:: Recorded information ::
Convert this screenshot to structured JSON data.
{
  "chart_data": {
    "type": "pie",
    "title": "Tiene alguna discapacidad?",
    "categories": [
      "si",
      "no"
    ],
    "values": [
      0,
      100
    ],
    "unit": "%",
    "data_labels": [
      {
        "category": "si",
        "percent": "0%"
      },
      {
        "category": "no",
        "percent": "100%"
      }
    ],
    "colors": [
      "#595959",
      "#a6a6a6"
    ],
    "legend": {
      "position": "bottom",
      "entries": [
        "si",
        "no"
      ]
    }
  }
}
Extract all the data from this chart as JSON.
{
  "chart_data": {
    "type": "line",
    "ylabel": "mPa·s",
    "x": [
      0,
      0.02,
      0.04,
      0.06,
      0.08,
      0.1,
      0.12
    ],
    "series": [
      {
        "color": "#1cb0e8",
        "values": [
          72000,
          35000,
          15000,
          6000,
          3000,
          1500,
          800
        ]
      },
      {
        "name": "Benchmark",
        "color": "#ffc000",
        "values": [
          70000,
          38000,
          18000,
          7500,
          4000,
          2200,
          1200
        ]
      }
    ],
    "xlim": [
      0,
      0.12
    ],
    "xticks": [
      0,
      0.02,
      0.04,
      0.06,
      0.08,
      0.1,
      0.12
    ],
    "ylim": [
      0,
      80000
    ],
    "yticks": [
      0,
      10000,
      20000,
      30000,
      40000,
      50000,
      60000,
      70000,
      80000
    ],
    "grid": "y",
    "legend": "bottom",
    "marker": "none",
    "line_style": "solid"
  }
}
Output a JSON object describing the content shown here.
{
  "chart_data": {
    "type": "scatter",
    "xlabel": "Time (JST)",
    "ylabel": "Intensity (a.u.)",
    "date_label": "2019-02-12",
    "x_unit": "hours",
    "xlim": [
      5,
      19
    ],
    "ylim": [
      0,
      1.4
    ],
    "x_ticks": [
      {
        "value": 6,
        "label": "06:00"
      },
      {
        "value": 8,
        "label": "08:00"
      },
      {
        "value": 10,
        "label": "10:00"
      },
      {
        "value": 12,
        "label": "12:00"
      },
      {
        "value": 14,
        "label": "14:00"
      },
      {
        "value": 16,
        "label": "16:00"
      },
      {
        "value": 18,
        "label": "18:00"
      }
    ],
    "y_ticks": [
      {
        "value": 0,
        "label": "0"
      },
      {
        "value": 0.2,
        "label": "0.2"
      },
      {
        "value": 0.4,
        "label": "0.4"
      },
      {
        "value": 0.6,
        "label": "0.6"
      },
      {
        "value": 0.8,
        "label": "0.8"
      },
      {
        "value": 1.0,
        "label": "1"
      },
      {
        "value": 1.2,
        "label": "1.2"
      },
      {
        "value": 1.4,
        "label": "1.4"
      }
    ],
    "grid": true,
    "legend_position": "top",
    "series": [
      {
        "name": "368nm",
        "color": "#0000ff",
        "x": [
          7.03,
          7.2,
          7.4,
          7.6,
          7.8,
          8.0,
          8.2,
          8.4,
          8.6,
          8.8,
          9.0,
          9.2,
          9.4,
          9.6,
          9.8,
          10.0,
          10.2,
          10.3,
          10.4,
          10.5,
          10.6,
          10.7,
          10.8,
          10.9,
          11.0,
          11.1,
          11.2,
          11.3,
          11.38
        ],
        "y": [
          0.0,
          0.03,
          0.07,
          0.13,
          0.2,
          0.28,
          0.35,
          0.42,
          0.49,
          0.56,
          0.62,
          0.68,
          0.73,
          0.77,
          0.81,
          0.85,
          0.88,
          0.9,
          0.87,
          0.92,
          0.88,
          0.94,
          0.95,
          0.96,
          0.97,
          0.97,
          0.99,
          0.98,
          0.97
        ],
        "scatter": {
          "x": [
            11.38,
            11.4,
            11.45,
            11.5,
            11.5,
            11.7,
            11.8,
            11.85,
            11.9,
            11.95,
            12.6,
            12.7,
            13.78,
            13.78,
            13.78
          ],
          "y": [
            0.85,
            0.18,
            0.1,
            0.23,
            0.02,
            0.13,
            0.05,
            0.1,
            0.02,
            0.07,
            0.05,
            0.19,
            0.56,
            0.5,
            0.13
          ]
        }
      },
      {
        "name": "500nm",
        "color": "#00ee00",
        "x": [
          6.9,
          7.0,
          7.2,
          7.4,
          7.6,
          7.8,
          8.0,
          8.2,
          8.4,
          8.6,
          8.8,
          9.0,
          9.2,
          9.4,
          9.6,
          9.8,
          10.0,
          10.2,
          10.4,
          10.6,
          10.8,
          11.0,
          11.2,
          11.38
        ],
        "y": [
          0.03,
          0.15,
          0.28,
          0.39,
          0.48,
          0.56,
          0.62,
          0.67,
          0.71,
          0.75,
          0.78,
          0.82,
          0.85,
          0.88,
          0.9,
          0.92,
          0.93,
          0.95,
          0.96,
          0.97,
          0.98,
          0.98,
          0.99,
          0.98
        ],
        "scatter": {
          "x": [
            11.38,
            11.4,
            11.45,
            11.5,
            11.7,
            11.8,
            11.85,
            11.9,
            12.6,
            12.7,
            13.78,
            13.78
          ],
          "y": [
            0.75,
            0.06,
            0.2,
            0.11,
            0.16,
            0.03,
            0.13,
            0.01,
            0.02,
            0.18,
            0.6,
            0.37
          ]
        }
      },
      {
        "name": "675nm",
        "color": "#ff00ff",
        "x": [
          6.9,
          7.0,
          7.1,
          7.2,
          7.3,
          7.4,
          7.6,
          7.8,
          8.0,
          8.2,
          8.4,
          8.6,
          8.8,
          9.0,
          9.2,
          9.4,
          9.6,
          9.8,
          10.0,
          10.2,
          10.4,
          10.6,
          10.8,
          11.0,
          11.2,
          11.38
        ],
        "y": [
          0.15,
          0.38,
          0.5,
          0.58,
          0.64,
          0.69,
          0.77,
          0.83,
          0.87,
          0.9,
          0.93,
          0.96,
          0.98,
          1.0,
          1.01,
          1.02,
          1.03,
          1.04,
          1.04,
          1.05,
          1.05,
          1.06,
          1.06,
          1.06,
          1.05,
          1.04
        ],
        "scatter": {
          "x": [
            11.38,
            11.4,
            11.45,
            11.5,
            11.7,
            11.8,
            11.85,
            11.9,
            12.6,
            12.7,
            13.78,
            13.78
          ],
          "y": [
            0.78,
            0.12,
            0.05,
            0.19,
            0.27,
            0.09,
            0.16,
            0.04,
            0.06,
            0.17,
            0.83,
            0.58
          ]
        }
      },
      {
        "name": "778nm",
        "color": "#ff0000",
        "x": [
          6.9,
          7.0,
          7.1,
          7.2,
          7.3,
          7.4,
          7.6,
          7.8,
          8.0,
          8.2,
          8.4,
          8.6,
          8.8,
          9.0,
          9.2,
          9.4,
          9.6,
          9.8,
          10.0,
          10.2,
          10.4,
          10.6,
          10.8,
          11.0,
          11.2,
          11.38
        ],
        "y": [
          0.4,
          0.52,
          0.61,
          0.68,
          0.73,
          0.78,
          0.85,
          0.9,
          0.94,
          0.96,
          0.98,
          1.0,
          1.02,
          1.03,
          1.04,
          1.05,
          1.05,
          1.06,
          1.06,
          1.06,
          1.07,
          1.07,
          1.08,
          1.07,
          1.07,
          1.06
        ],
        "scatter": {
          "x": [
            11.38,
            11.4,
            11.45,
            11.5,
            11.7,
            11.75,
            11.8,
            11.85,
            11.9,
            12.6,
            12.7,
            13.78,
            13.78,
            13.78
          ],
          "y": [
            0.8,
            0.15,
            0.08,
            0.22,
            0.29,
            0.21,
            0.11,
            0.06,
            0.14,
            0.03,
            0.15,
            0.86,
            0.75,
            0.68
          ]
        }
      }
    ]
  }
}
:::
Print again each line of the listing above, exactly as it appears.

**The answer:**
Convert this screenshot to structured JSON data.
{
  "chart_data": {
    "type": "pie",
    "title": "Tiene alguna discapacidad?",
    "categories": [
      "si",
      "no"
    ],
    "values": [
      0,
      100
    ],
    "unit": "%",
    "data_labels": [
      {
        "category": "si",
        "percent": "0%"
      },
      {
        "category": "no",
        "percent": "100%"
      }
    ],
    "colors": [
      "#595959",
      "#a6a6a6"
    ],
    "legend": {
      "position": "bottom",
      "entries": [
        "si",
        "no"
      ]
    }
  }
}
Extract all the data from this chart as JSON.
{
  "chart_data": {
    "type": "line",
    "ylabel": "mPa·s",
    "x": [
      0,
      0.02,
      0.04,
      0.06,
      0.08,
      0.1,
      0.12
    ],
    "series": [
      {
        "color": "#1cb0e8",
        "values": [
          72000,
          35000,
          15000,
          6000,
          3000,
          1500,
          800
        ]
      },
      {
        "name": "Benchmark",
        "color": "#ffc000",
        "values": [
          70000,
          38000,
          18000,
          7500,
          4000,
          2200,
          1200
        ]
      }
    ],
    "xlim": [
      0,
      0.12
    ],
    "xticks": [
      0,
      0.02,
      0.04,
      0.06,
      0.08,
      0.1,
      0.12
    ],
    "ylim": [
      0,
      80000
    ],
    "yticks": [
      0,
      10000,
      20000,
      30000,
      40000,
      50000,
      60000,
      70000,
      80000
    ],
    "grid": "y",
    "legend": "bottom",
    "marker": "none",
    "line_style": "solid"
  }
}
Output a JSON object describing the content shown here.
{
  "chart_data": {
    "type": "scatter",
    "xlabel": "Time (JST)",
    "ylabel": "Intensity (a.u.)",
    "date_label": "2019-02-12",
    "x_unit": "hours",
    "xlim": [
      5,
      19
    ],
    "ylim": [
      0,
      1.4
    ],
    "x_ticks": [
      {
        "value": 6,
        "label": "06:00"
      },
      {
        "value": 8,
        "label": "08:00"
      },
      {
        "value": 10,
        "label": "10:00"
      },
      {
        "value": 12,
        "label": "12:00"
      },
      {
        "value": 14,
        "label": "14:00"
      },
      {
        "value": 16,
        "label": "16:00"
      },
      {
        "value": 18,
        "label": "18:00"
      }
    ],
    "y_ticks": [
      {
        "value": 0,
        "label": "0"
      },
      {
        "value": 0.2,
        "label": "0.2"
      },
      {
        "value": 0.4,
        "label": "0.4"
      },
      {
        "value": 0.6,
        "label": "0.6"
      },
      {
        "value": 0.8,
        "label": "0.8"
      },
      {
        "value": 1.0,
        "label": "1"
      },
      {
        "value": 1.2,
        "label": "1.2"
      },
      {
        "value": 1.4,
        "label": "1.4"
      }
    ],
    "grid": true,
    "legend_position": "top",
    "series": [
      {
        "name": "368nm",
        "color": "#0000ff",
        "x": [
          7.03,
          7.2,
          7.4,
          7.6,
          7.8,
          8.0,
          8.2,
          8.4,
          8.6,
          8.8,
          9.0,
          9.2,
          9.4,
          9.6,
          9.8,
          10.0,
          10.2,
          10.3,
          10.4,
          10.5,
          10.6,
          10.7,
          10.8,
          10.9,
          11.0,
          11.1,
          11.2,
          11.3,
          11.38
        ],
        "y": [
          0.0,
          0.03,
          0.07,
          0.13,
          0.2,
          0.28,
          0.35,
          0.42,
          0.49,
          0.56,
          0.62,
          0.68,
          0.73,
          0.77,
          0.81,
          0.85,
          0.88,
          0.9,
          0.87,
          0.92,
          0.88,
          0.94,
          0.95,
          0.96,
          0.97,
          0.97,
          0.99,
          0.98,
          0.97
        ],
        "scatter": {
          "x": [
            11.38,
            11.4,
            11.45,
            11.5,
            11.5,
            11.7,
            11.8,
            11.85,
            11.9,
            11.95,
            12.6,
            12.7,
            13.78,
            13.78,
            13.78
          ],
          "y": [
            0.85,
            0.18,
            0.1,
            0.23,
            0.02,
            0.13,
            0.05,
            0.1,
            0.02,
            0.07,
            0.05,
            0.19,
            0.56,
            0.5,
            0.13
          ]
        }
      },
      {
        "name": "500nm",
        "color": "#00ee00",
        "x": [
          6.9,
          7.0,
          7.2,
          7.4,
          7.6,
          7.8,
          8.0,
          8.2,
          8.4,
          8.6,
          8.8,
          9.0,
          9.2,
          9.4,
          9.6,
          9.8,
          10.0,
          10.2,
          10.4,
          10.6,
          10.8,
          11.0,
          11.2,
          11.38
        ],
        "y": [
          0.03,
          0.15,
          0.28,
          0.39,
          0.48,
          0.56,
          0.62,
          0.67,
          0.71,
          0.75,
          0.78,
          0.82,
          0.85,
          0.88,
          0.9,
          0.92,
          0.93,
          0.95,
          0.96,
          0.97,
          0.98,
          0.98,
          0.99,
          0.98
        ],
        "scatter": {
          "x": [
            11.38,
            11.4,
            11.45,
            11.5,
            11.7,
            11.8,
            11.85,
            11.9,
            12.6,
            12.7,
            13.78,
            13.78
          ],
          "y": [
            0.75,
            0.06,
            0.2,
            0.11,
            0.16,
            0.03,
            0.13,
            0.01,
            0.02,
            0.18,
            0.6,
            0.37
          ]
        }
      },
      {
        "name": "675nm",
        "color": "#ff00ff",
        "x": [
          6.9,
          7.0,
          7.1,
          7.2,
          7.3,
          7.4,
          7.6,
          7.8,
          8.0,
          8.2,
          8.4,
          8.6,
          8.8,
          9.0,
          9.2,
          9.4,
          9.6,
          9.8,
          10.0,
          10.2,
          10.4,
          10.6,
          10.8,
          11.0,
          11.2,
          11.38
        ],
        "y": [
          0.15,
          0.38,
          0.5,
          0.58,
          0.64,
          0.69,
          0.77,
          0.83,
          0.87,
          0.9,
          0.93,
          0.96,
          0.98,
          1.0,
          1.01,
          1.02,
          1.03,
          1.04,
          1.04,
          1.05,
          1.05,
          1.06,
          1.06,
          1.06,
          1.05,
          1.04
        ],
        "scatter": {
          "x": [
            11.38,
            11.4,
            11.45,
            11.5,
            11.7,
            11.8,
            11.85,
            11.9,
            12.6,
            12.7,
            13.78,
            13.78
          ],
          "y": [
            0.78,
            0.12,
            0.05,
            0.19,
            0.27,
            0.09,
            0.16,
            0.04,
            0.06,
            0.17,
            0.83,
            0.58
          ]
        }
      },
      {
        "name": "778nm",
        "color": "#ff0000",
        "x": [
          6.9,
          7.0,
          7.1,
          7.2,
          7.3,
          7.4,
          7.6,
          7.8,
          8.0,
          8.2,
          8.4,
          8.6,
          8.8,
          9.0,
          9.2,
          9.4,
          9.6,
          9.8,
          10.0,
          10.2,
          10.4,
          10.6,
          10.8,
          11.0,
          11.2,
          11.38
        ],
        "y": [
          0.4,
          0.52,
          0.61,
          0.68,
          0.73,
          0.78,
          0.85,
          0.9,
          0.94,
          0.96,
          0.98,
          1.0,
          1.02,
          1.03,
          1.04,
          1.05,
          1.05,
          1.06,
          1.06,
          1.06,
          1.07,
          1.07,
          1.08,
          1.07,
          1.07,
          1.06
        ],
        "scatter": {
          "x": [
            11.38,
            11.4,
            11.45,
            11.5,
            11.7,
            11.75,
            11.8,
            11.85,
            11.9,
            12.6,
            12.7,
            13.78,
            13.78,
            13.78
          ],
          "y": [
            0.8,
            0.15,
            0.08,
            0.22,
            0.29,
            0.21,
            0.11,
            0.06,
            0.14,
            0.03,
            0.15,
            0.86,
            0.75,
            0.68
          ]
        }
      }
    ]
  }
}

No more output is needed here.